Records excerpted from a collection:
---*---
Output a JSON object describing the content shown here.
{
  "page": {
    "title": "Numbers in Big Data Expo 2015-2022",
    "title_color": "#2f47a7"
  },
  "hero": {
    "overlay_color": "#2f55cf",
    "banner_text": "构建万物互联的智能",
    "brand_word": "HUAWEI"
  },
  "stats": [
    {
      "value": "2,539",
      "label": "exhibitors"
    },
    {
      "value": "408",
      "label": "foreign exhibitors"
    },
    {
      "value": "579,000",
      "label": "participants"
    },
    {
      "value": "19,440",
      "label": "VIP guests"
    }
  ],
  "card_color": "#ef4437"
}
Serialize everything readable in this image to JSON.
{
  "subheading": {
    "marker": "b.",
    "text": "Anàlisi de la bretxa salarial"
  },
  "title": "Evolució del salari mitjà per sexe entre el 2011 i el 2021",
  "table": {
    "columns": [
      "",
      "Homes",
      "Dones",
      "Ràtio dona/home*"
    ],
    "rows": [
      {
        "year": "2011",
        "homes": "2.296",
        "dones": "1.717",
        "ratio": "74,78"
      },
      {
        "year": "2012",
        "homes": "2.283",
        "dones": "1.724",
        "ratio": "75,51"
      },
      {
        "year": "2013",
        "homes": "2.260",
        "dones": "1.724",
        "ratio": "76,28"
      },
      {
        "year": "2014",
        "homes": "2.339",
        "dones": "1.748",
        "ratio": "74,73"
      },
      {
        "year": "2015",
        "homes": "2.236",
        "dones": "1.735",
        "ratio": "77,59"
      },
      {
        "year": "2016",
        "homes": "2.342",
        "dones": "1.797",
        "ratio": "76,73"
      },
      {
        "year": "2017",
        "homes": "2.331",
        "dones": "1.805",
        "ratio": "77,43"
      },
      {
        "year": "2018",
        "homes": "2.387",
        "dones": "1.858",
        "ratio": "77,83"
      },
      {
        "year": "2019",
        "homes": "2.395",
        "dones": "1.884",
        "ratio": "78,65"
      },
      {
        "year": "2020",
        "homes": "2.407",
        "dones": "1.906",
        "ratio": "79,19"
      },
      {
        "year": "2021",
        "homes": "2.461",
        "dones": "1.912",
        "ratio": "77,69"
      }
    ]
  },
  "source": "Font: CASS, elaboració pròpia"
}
---*---
Problem requirements: Transcribe the whole listing with nothing added or left out.

Output for this task:
Output a JSON object describing the content shown here.
{
  "page": {
    "title": "Numbers in Big Data Expo 2015-2022",
    "title_color": "#2f47a7"
  },
  "hero": {
    "overlay_color": "#2f55cf",
    "banner_text": "构建万物互联的智能",
    "brand_word": "HUAWEI"
  },
  "stats": [
    {
      "value": "2,539",
      "label": "exhibitors"
    },
    {
      "value": "408",
      "label": "foreign exhibitors"
    },
    {
      "value": "579,000",
      "label": "participants"
    },
    {
      "value": "19,440",
      "label": "VIP guests"
    }
  ],
  "card_color": "#ef4437"
}
Serialize everything readable in this image to JSON.
{
  "subheading": {
    "marker": "b.",
    "text": "Anàlisi de la bretxa salarial"
  },
  "title": "Evolució del salari mitjà per sexe entre el 2011 i el 2021",
  "table": {
    "columns": [
      "",
      "Homes",
      "Dones",
      "Ràtio dona/home*"
    ],
    "rows": [
      {
        "year": "2011",
        "homes": "2.296",
        "dones": "1.717",
        "ratio": "74,78"
      },
      {
        "year": "2012",
        "homes": "2.283",
        "dones": "1.724",
        "ratio": "75,51"
      },
      {
        "year": "2013",
        "homes": "2.260",
        "dones": "1.724",
        "ratio": "76,28"
      },
      {
        "year": "2014",
        "homes": "2.339",
        "dones": "1.748",
        "ratio": "74,73"
      },
      {
        "year": "2015",
        "homes": "2.236",
        "dones": "1.735",
        "ratio": "77,59"
      },
      {
        "year": "2016",
        "homes": "2.342",
        "dones": "1.797",
        "ratio": "76,73"
      },
      {
        "year": "2017",
        "homes": "2.331",
        "dones": "1.805",
        "ratio": "77,43"
      },
      {
        "year": "2018",
        "homes": "2.387",
        "dones": "1.858",
        "ratio": "77,83"
      },
      {
        "year": "2019",
        "homes": "2.395",
        "dones": "1.884",
        "ratio": "78,65"
      },
      {
        "year": "2020",
        "homes": "2.407",
        "dones": "1.906",
        "ratio": "79,19"
      },
      {
        "year": "2021",
        "homes": "2.461",
        "dones": "1.912",
        "ratio": "77,69"
      }
    ]
  },
  "source": "Font: CASS, elaboració pròpia"
}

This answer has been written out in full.